Instructions for the task:
Each line that holds the word "cápsula" should be returned.

---------- Data in this exercise ----------

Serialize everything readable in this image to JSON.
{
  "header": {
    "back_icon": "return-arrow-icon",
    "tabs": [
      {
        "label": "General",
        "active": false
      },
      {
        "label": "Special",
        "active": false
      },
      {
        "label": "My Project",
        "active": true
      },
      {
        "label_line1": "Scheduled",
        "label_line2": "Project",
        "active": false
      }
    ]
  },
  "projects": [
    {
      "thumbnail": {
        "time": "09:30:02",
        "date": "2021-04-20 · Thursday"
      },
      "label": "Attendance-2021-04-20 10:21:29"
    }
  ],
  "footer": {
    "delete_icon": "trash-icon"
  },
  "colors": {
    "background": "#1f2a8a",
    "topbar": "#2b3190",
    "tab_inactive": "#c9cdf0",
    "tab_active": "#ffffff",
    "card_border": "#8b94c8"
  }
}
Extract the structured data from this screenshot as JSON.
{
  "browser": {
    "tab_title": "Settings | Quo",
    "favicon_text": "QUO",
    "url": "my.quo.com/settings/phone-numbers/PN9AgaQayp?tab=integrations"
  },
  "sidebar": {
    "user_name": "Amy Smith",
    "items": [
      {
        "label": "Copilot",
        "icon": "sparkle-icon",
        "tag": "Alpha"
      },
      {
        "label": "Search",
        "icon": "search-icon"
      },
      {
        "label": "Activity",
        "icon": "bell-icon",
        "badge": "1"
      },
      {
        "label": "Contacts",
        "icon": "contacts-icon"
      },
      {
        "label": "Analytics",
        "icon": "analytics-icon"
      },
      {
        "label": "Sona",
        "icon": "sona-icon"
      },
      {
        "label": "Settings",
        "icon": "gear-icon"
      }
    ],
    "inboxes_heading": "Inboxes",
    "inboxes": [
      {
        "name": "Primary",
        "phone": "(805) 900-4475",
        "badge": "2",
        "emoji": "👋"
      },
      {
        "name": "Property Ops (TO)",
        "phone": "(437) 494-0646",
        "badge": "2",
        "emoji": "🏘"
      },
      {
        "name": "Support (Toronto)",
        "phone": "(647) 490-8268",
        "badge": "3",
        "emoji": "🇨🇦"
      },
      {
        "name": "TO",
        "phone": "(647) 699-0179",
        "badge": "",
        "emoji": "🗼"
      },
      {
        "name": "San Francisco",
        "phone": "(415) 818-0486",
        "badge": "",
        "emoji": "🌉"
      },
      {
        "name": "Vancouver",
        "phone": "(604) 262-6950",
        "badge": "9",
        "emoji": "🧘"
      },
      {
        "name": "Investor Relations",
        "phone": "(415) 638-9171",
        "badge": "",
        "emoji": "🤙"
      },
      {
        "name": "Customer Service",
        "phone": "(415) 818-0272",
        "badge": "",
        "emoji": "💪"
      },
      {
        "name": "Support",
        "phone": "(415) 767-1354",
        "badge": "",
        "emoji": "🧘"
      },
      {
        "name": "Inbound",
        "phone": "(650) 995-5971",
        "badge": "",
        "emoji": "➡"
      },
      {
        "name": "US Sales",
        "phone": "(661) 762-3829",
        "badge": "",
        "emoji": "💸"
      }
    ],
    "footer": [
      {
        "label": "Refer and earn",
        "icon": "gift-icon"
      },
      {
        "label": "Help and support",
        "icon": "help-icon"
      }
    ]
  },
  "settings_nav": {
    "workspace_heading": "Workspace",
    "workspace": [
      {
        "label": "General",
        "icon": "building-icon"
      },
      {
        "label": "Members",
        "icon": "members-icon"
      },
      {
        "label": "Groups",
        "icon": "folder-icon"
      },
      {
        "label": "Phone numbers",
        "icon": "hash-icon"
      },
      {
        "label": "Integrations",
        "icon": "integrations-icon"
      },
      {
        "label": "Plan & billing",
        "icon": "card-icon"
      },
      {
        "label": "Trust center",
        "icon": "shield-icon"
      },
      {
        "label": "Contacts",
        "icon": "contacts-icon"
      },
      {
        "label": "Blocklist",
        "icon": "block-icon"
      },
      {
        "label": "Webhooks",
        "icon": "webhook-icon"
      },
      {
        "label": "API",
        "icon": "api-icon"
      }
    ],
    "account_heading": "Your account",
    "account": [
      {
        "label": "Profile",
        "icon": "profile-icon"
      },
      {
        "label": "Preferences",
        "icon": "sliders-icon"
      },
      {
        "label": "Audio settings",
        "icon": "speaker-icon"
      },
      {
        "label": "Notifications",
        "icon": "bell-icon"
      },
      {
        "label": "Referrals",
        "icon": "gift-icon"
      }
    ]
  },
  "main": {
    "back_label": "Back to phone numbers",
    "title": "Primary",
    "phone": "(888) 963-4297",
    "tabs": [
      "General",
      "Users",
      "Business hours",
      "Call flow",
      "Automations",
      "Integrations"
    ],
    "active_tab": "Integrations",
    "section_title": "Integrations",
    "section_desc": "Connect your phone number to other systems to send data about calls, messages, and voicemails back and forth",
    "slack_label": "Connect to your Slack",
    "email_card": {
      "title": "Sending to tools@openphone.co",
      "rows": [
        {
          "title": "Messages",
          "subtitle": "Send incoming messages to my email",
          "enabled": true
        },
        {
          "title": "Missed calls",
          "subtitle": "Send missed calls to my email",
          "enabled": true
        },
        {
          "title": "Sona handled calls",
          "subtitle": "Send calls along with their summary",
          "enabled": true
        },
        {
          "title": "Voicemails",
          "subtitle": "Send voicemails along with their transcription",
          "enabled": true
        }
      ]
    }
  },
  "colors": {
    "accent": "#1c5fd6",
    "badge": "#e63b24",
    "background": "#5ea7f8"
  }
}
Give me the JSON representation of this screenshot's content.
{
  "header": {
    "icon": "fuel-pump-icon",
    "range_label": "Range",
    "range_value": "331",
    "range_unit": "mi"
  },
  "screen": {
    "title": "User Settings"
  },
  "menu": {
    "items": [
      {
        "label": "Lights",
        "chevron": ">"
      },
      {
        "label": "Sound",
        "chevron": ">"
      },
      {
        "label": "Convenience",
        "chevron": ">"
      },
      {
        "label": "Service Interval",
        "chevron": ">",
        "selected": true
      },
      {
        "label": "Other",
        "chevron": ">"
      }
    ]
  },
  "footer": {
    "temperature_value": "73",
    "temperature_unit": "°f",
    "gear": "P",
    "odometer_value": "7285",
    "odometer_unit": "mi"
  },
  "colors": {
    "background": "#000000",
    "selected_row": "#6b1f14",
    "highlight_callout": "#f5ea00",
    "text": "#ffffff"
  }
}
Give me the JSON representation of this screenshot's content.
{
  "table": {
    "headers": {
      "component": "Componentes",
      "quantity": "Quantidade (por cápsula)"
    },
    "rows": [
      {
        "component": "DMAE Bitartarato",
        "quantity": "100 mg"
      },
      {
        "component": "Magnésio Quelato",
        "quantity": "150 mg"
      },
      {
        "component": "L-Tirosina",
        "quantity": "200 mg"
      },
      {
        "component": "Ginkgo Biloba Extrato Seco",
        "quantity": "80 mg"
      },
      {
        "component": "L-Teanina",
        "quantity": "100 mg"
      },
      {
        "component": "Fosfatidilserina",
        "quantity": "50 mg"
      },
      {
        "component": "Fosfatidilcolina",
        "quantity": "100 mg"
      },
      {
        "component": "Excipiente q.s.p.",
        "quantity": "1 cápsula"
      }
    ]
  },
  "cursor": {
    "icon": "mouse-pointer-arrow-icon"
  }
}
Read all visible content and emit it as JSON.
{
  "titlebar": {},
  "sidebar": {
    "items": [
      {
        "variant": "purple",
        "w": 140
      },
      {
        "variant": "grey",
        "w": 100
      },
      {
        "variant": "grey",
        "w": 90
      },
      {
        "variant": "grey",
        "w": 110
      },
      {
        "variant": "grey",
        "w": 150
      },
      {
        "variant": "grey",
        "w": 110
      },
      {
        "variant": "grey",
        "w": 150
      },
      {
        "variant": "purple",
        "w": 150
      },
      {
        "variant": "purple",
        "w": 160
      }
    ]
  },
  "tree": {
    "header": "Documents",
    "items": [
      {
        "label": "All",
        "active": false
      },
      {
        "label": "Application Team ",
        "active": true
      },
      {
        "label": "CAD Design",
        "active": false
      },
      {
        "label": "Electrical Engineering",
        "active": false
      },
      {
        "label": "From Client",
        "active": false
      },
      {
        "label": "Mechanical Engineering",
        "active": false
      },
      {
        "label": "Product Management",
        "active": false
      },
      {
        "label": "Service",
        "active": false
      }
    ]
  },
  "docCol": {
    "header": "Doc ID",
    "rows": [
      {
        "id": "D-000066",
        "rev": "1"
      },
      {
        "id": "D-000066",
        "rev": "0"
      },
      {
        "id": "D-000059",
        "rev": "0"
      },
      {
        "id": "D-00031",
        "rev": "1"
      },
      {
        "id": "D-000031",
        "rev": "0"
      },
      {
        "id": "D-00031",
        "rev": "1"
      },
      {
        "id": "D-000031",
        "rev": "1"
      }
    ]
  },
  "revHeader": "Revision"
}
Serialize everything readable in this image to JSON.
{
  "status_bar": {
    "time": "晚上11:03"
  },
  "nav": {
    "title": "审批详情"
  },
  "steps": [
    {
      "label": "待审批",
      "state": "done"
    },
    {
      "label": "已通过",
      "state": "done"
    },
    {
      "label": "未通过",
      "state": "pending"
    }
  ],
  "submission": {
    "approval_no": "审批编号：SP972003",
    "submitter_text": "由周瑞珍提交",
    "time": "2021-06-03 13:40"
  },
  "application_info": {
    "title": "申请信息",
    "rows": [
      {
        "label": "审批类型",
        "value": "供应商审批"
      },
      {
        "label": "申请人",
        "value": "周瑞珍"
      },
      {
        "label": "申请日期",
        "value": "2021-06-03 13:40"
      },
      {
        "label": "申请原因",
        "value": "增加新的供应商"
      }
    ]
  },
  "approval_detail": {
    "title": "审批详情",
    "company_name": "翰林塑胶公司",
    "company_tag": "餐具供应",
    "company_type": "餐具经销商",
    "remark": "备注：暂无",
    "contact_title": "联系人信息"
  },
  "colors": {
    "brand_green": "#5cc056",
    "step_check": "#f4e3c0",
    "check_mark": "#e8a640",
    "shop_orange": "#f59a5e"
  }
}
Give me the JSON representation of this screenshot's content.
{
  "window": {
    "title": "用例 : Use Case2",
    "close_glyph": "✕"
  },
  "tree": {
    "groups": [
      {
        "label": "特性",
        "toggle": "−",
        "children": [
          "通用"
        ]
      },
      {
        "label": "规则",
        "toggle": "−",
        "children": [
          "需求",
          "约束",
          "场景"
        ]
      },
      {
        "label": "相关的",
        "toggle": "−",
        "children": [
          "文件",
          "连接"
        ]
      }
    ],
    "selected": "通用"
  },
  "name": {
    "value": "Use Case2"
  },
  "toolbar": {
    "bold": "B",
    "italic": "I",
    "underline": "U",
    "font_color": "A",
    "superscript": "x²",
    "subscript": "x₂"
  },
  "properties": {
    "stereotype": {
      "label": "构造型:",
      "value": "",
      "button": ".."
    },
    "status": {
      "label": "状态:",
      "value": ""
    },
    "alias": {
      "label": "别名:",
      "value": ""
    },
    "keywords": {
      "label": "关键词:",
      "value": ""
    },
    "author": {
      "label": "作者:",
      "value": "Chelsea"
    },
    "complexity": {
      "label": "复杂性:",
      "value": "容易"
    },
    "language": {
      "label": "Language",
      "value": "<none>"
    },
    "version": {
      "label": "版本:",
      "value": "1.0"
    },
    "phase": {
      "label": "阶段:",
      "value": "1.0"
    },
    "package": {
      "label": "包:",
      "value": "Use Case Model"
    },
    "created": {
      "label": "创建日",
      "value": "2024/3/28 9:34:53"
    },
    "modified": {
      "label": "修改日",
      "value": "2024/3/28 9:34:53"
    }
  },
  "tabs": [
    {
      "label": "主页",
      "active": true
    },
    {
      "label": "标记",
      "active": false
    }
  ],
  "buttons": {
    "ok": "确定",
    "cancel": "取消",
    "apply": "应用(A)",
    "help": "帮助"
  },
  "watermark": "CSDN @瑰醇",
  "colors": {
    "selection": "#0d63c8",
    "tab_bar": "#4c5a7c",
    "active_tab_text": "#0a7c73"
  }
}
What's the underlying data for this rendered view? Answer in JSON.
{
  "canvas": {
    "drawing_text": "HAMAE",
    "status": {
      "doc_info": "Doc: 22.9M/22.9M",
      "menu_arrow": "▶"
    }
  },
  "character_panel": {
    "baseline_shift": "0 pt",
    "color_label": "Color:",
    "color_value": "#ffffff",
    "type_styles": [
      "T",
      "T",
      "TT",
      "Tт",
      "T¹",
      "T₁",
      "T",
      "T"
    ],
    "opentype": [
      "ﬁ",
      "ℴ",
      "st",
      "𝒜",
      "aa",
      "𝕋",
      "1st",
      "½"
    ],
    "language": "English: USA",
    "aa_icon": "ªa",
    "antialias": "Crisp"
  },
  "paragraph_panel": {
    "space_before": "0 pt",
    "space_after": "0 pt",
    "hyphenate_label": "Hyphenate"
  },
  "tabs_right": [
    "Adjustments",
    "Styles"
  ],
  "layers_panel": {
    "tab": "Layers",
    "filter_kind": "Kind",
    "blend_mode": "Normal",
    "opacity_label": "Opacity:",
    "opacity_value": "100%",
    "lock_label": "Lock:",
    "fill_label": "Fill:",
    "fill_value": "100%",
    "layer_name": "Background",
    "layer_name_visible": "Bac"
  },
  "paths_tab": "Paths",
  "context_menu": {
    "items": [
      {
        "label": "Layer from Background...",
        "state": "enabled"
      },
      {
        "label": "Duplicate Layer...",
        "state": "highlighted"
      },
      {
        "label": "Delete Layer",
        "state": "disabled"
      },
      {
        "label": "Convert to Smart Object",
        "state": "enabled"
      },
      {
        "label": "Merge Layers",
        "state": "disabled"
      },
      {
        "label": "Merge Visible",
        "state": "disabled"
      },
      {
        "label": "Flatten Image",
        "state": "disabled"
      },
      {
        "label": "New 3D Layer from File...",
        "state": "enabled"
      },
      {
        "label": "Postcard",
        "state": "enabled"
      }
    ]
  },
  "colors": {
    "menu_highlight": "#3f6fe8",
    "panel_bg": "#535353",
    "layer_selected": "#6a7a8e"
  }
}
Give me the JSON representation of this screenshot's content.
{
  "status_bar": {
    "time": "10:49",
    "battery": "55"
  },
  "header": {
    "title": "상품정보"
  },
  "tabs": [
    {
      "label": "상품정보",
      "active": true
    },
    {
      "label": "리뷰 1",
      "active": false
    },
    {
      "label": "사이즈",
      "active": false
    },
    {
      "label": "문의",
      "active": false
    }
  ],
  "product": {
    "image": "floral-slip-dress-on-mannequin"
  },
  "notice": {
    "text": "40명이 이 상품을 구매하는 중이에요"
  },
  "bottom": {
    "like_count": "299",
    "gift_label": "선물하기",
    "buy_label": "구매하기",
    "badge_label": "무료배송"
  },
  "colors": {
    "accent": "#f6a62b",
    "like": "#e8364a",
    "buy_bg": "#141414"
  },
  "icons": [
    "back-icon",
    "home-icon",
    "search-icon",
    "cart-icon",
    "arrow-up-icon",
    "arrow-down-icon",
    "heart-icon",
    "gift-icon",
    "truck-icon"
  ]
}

----------

The result:
      "quantity": "Quantidade (por cápsula)"
        "quantity": "1 cápsula"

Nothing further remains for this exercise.